TASK BRIEF –
Your task is to extract every entry that follows word for word while excluding the pictures.

ROWS –
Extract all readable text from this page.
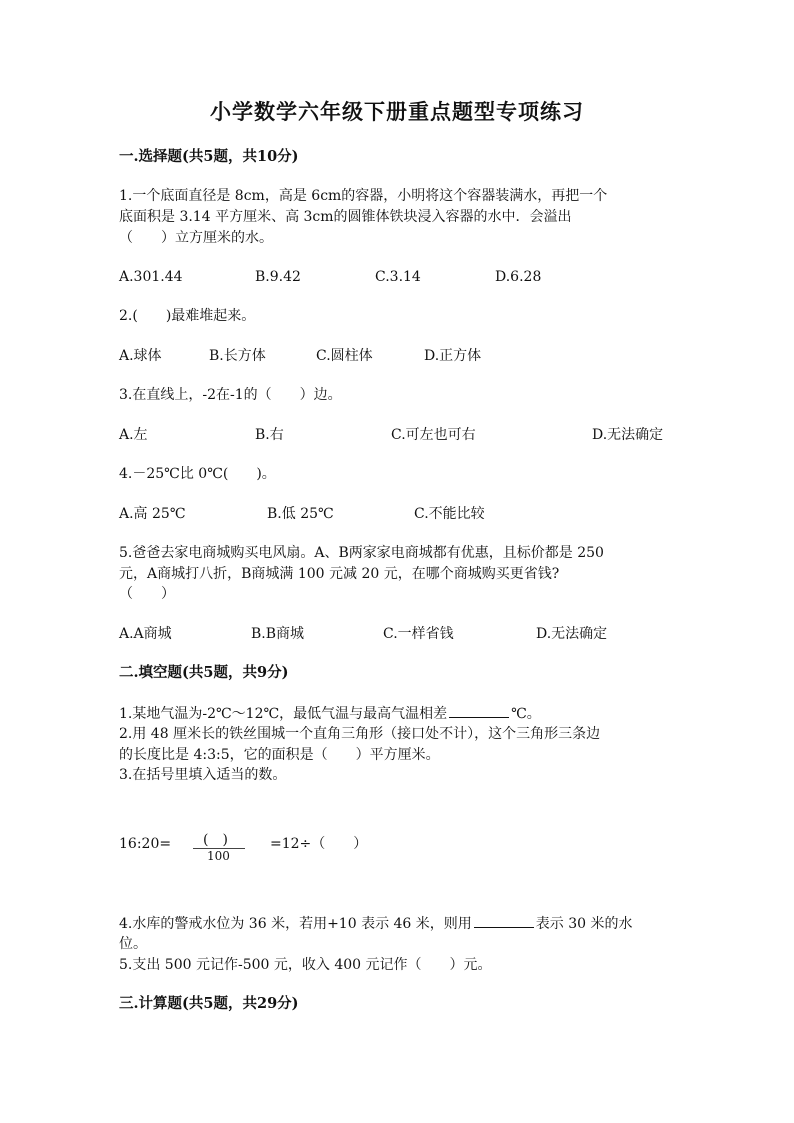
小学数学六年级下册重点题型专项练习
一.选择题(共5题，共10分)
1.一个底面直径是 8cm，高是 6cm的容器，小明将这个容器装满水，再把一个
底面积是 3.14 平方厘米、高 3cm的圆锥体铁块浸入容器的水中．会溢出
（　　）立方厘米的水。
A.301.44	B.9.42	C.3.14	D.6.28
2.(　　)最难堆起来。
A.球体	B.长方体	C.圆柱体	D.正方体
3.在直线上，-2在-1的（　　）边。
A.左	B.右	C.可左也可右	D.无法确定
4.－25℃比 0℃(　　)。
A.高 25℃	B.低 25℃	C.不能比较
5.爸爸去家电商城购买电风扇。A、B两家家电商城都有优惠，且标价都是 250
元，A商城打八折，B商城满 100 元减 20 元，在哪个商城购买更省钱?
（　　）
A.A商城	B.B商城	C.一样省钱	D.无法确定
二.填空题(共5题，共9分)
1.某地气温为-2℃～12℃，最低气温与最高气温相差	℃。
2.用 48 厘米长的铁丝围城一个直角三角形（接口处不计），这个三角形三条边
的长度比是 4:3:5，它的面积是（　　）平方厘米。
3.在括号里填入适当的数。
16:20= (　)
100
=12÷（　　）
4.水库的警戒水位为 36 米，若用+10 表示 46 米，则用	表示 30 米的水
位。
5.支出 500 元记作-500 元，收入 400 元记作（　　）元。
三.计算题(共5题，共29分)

REPLY TO THE EXERCISE –
Extract all readable text from this page.
小学数学六年级下册重点题型专项练习
一.选择题(共5题，共10分)
1.一个底面直径是 8cm，高是 6cm的容器，小明将这个容器装满水，再把一个
底面积是 3.14 平方厘米、高 3cm的圆锥体铁块浸入容器的水中．会溢出
（　　）立方厘米的水。
A.301.44	B.9.42	C.3.14	D.6.28
2.(　　)最难堆起来。
A.球体	B.长方体	C.圆柱体	D.正方体
3.在直线上，-2在-1的（　　）边。
A.左	B.右	C.可左也可右	D.无法确定
4.－25℃比 0℃(　　)。
A.高 25℃	B.低 25℃	C.不能比较
5.爸爸去家电商城购买电风扇。A、B两家家电商城都有优惠，且标价都是 250
元，A商城打八折，B商城满 100 元减 20 元，在哪个商城购买更省钱?
（　　）
A.A商城	B.B商城	C.一样省钱	D.无法确定
二.填空题(共5题，共9分)
1.某地气温为-2℃～12℃，最低气温与最高气温相差	℃。
2.用 48 厘米长的铁丝围城一个直角三角形（接口处不计），这个三角形三条边
的长度比是 4:3:5，它的面积是（　　）平方厘米。
3.在括号里填入适当的数。
16:20= (　)
100
=12÷（　　）
4.水库的警戒水位为 36 米，若用+10 表示 46 米，则用	表示 30 米的水
位。
5.支出 500 元记作-500 元，收入 400 元记作（　　）元。
三.计算题(共5题，共29分)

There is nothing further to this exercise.